(What you should do): Without changing a single word, write out every entry.

(Provided data):
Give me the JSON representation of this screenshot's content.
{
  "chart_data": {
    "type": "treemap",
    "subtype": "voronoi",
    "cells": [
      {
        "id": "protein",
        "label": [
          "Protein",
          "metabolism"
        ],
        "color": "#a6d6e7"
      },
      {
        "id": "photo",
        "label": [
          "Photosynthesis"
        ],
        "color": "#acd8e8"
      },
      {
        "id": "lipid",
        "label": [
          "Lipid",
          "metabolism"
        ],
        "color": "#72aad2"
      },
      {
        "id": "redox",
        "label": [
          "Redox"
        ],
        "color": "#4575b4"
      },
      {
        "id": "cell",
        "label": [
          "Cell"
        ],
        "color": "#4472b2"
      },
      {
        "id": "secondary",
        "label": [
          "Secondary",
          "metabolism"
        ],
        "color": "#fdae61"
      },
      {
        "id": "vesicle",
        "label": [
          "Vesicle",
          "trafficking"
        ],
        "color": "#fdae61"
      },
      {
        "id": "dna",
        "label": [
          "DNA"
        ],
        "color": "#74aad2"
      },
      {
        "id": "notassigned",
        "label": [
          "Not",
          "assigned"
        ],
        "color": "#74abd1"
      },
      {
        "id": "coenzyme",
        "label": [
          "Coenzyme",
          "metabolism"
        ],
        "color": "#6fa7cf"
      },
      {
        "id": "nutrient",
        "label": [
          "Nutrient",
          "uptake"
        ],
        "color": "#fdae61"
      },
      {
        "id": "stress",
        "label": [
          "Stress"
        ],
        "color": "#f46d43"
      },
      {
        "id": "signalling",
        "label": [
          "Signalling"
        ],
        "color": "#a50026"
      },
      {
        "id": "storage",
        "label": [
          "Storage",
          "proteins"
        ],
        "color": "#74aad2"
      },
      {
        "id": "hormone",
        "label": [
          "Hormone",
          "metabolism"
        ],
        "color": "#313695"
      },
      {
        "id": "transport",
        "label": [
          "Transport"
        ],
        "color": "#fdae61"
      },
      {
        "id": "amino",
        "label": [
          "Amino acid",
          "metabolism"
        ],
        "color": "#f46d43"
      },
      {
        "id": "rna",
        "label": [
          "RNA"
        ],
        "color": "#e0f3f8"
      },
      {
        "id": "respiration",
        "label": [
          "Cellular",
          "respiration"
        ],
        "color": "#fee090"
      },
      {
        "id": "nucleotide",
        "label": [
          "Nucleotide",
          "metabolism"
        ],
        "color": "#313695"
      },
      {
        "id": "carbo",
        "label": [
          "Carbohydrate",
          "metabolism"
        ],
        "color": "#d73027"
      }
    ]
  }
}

(Solved exercise):
Give me the JSON representation of this screenshot's content.
{
  "chart_data": {
    "type": "treemap",
    "subtype": "voronoi",
    "cells": [
      {
        "id": "protein",
        "label": [
          "Protein",
          "metabolism"
        ],
        "color": "#a6d6e7"
      },
      {
        "id": "photo",
        "label": [
          "Photosynthesis"
        ],
        "color": "#acd8e8"
      },
      {
        "id": "lipid",
        "label": [
          "Lipid",
          "metabolism"
        ],
        "color": "#72aad2"
      },
      {
        "id": "redox",
        "label": [
          "Redox"
        ],
        "color": "#4575b4"
      },
      {
        "id": "cell",
        "label": [
          "Cell"
        ],
        "color": "#4472b2"
      },
      {
        "id": "secondary",
        "label": [
          "Secondary",
          "metabolism"
        ],
        "color": "#fdae61"
      },
      {
        "id": "vesicle",
        "label": [
          "Vesicle",
          "trafficking"
        ],
        "color": "#fdae61"
      },
      {
        "id": "dna",
        "label": [
          "DNA"
        ],
        "color": "#74aad2"
      },
      {
        "id": "notassigned",
        "label": [
          "Not",
          "assigned"
        ],
        "color": "#74abd1"
      },
      {
        "id": "coenzyme",
        "label": [
          "Coenzyme",
          "metabolism"
        ],
        "color": "#6fa7cf"
      },
      {
        "id": "nutrient",
        "label": [
          "Nutrient",
          "uptake"
        ],
        "color": "#fdae61"
      },
      {
        "id": "stress",
        "label": [
          "Stress"
        ],
        "color": "#f46d43"
      },
      {
        "id": "signalling",
        "label": [
          "Signalling"
        ],
        "color": "#a50026"
      },
      {
        "id": "storage",
        "label": [
          "Storage",
          "proteins"
        ],
        "color": "#74aad2"
      },
      {
        "id": "hormone",
        "label": [
          "Hormone",
          "metabolism"
        ],
        "color": "#313695"
      },
      {
        "id": "transport",
        "label": [
          "Transport"
        ],
        "color": "#fdae61"
      },
      {
        "id": "amino",
        "label": [
          "Amino acid",
          "metabolism"
        ],
        "color": "#f46d43"
      },
      {
        "id": "rna",
        "label": [
          "RNA"
        ],
        "color": "#e0f3f8"
      },
      {
        "id": "respiration",
        "label": [
          "Cellular",
          "respiration"
        ],
        "color": "#fee090"
      },
      {
        "id": "nucleotide",
        "label": [
          "Nucleotide",
          "metabolism"
        ],
        "color": "#313695"
      },
      {
        "id": "carbo",
        "label": [
          "Carbohydrate",
          "metabolism"
        ],
        "color": "#d73027"
      }
    ]
  }
}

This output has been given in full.